» **DATA EXCERPTS**:
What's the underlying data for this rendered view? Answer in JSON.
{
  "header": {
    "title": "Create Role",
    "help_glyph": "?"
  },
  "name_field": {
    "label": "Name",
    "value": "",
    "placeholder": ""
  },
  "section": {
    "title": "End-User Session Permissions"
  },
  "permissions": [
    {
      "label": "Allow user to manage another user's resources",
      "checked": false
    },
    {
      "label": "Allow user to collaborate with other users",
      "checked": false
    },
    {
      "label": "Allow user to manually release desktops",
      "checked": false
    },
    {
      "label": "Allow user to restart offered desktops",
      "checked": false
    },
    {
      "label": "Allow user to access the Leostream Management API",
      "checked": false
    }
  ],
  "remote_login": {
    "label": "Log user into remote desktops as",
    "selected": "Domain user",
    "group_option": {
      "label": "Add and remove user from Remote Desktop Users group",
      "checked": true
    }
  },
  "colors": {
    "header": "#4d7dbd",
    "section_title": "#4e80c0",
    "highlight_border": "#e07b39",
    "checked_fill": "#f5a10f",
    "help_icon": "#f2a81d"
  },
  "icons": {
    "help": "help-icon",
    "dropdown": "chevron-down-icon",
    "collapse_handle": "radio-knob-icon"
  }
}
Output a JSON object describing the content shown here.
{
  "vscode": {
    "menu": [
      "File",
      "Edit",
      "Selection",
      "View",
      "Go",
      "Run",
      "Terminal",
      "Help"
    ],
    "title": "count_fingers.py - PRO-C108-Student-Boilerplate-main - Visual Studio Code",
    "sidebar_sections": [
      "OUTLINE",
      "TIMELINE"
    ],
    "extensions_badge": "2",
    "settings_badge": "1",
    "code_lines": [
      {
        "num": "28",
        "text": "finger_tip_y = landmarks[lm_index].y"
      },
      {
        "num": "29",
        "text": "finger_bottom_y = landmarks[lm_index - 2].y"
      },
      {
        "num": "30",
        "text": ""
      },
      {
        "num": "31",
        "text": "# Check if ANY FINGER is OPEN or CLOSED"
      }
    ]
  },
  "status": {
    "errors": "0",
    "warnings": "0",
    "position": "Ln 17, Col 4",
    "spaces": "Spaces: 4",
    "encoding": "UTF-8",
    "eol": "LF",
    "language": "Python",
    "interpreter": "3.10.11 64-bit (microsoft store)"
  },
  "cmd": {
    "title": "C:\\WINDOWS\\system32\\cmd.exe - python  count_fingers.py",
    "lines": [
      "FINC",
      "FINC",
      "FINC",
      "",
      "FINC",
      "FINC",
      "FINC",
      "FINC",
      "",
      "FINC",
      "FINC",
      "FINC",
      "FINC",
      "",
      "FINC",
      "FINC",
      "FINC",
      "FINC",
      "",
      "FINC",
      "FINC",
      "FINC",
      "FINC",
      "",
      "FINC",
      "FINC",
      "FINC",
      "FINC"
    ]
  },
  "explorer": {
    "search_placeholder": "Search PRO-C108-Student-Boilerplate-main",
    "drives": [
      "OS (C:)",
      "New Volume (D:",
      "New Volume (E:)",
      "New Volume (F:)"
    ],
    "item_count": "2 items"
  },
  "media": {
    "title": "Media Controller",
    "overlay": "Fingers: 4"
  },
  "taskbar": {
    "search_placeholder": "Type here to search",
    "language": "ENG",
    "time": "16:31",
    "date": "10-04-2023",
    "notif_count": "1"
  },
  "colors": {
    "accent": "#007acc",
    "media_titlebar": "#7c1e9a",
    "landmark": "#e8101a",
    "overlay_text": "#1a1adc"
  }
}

» **INSTRUCTION**:
Read the entries and select each line where the word "Boilerplate" is found.

» **RESULT**:
    "title": "count_fingers.py - PRO-C108-Student-Boilerplate-main - Visual Studio Code",
    "search_placeholder": "Search PRO-C108-Student-Boilerplate-main",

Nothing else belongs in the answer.